■ WORK TO BE COMPLETED
Only lines holding the string "北美自由贸易协定" are wanted; copy each one from the material.
>>>
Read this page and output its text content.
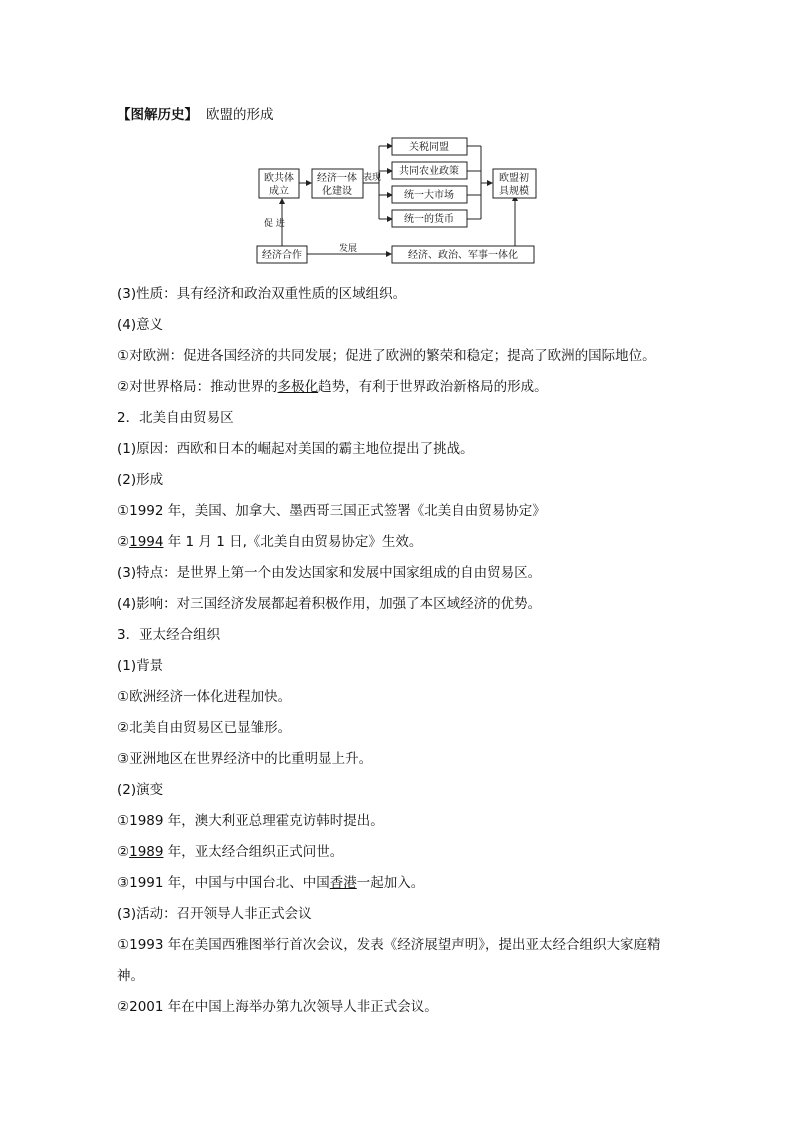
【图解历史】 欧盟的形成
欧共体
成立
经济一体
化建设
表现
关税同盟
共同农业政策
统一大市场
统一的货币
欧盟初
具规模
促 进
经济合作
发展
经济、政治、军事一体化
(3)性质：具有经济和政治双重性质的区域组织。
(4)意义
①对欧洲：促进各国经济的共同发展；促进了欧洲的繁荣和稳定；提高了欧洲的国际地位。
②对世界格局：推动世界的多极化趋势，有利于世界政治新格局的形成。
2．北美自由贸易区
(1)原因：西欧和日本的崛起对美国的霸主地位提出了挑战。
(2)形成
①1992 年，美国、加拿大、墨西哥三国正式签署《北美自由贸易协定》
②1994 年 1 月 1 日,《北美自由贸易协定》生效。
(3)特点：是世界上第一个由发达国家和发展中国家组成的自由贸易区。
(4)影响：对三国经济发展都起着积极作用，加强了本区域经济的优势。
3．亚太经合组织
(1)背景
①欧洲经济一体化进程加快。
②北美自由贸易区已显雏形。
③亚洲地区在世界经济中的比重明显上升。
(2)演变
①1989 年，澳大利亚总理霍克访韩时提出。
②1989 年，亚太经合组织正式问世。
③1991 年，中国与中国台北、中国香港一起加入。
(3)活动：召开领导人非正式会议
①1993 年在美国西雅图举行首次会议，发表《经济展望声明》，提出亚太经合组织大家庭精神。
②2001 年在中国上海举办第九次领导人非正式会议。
<<<
>>>
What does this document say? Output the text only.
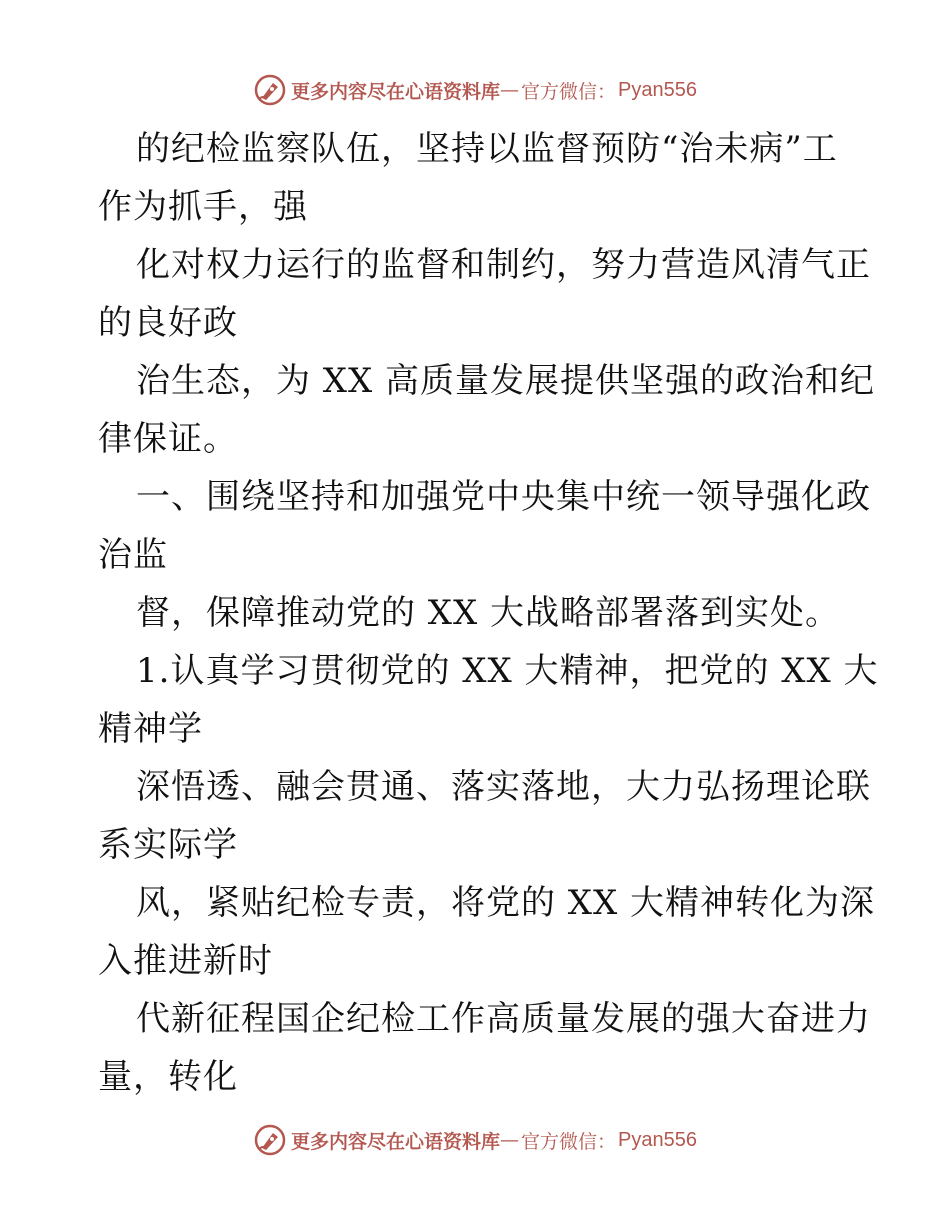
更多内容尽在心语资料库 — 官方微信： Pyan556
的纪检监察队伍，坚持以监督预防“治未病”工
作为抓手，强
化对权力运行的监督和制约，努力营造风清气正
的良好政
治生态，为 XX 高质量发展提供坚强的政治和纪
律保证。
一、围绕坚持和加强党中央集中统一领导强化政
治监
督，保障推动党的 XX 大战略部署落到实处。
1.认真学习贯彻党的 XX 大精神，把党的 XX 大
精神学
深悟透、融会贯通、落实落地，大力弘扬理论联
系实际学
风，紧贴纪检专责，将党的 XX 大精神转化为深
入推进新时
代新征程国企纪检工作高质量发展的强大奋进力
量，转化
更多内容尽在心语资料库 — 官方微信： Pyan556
<<<
>>>
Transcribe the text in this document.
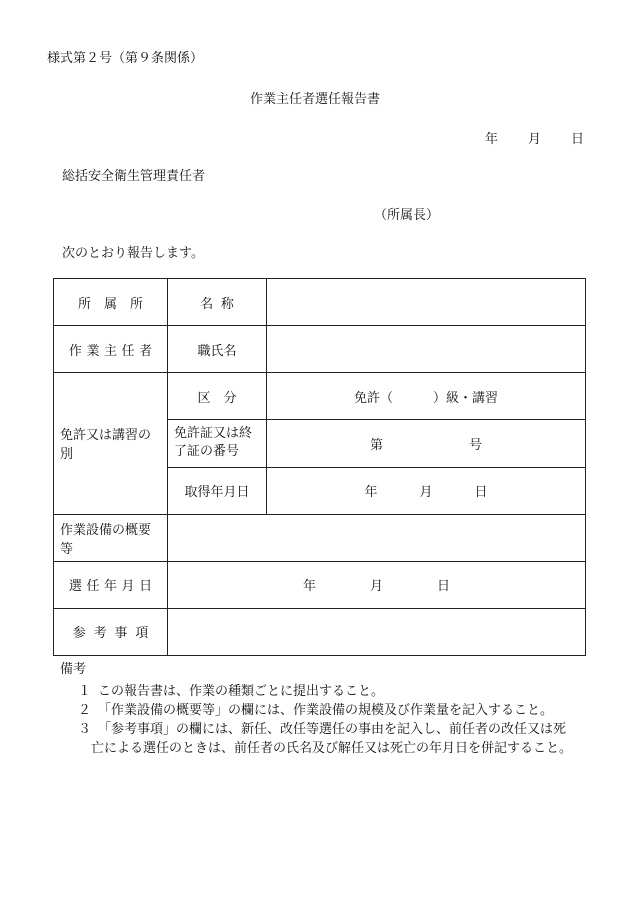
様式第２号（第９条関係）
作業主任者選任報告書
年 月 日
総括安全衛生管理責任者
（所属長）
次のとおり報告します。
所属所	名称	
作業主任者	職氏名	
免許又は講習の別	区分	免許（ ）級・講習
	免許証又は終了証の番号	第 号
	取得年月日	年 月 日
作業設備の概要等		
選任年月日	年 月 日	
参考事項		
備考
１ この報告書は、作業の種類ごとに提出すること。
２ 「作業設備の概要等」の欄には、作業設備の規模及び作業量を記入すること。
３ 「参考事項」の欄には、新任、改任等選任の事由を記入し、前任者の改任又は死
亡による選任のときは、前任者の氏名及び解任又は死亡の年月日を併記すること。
<<<
■ EXERCISE RESPONSE
①1992 年，美国、加拿大、墨西哥三国正式签署《北美自由贸易协定》
②1994 年 1 月 1 日,《北美自由贸易协定》生效。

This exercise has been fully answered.